Review the material line by line. Identify and copy every line that contains the string "thumbs".

--- Begin SOURCE DATA ---

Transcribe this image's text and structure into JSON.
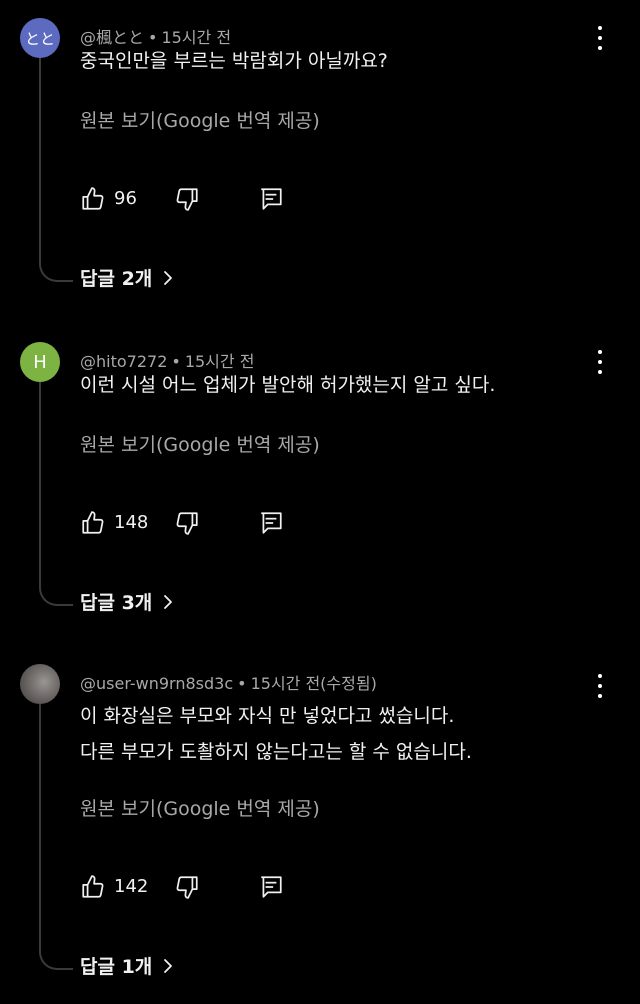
{
  "comments": [
    {
      "avatar_text": "とと",
      "avatar_color": "#5c6bc0",
      "author": "@楓とと",
      "sep": "•",
      "time": "15시간 전",
      "lines": [
        "중국인만을 부르는 박람회가 아닐까요?"
      ],
      "translate_label": "원본 보기(Google 번역 제공)",
      "likes": "96",
      "replies_label": "답글 2개"
    },
    {
      "avatar_text": "H",
      "avatar_color": "#7cb342",
      "author": "@hito7272",
      "sep": "•",
      "time": "15시간 전",
      "lines": [
        "이런 시설 어느 업체가 발안해 허가했는지 알고 싶다."
      ],
      "translate_label": "원본 보기(Google 번역 제공)",
      "likes": "148",
      "replies_label": "답글 3개"
    },
    {
      "avatar_text": "",
      "avatar_color": "#6f6a68",
      "author": "@user-wn9rn8sd3c",
      "sep": "•",
      "time": "15시간 전(수정됨)",
      "lines": [
        "이 화장실은 부모와 자식 만 넣었다고 썼습니다.",
        "다른 부모가 도촬하지 않는다고는 할 수 없습니다."
      ],
      "translate_label": "원본 보기(Google 번역 제공)",
      "likes": "142",
      "replies_label": "답글 1개"
    }
  ],
  "icons": {
    "like": "thumbs-up-icon",
    "dislike": "thumbs-down-icon",
    "reply": "reply-icon",
    "more": "more-vertical-icon",
    "chevron": "chevron-right-icon"
  }
}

--- End SOURCE DATA ---

== FINAL RESULT ==
    "like": "thumbs-up-icon",
    "dislike": "thumbs-down-icon",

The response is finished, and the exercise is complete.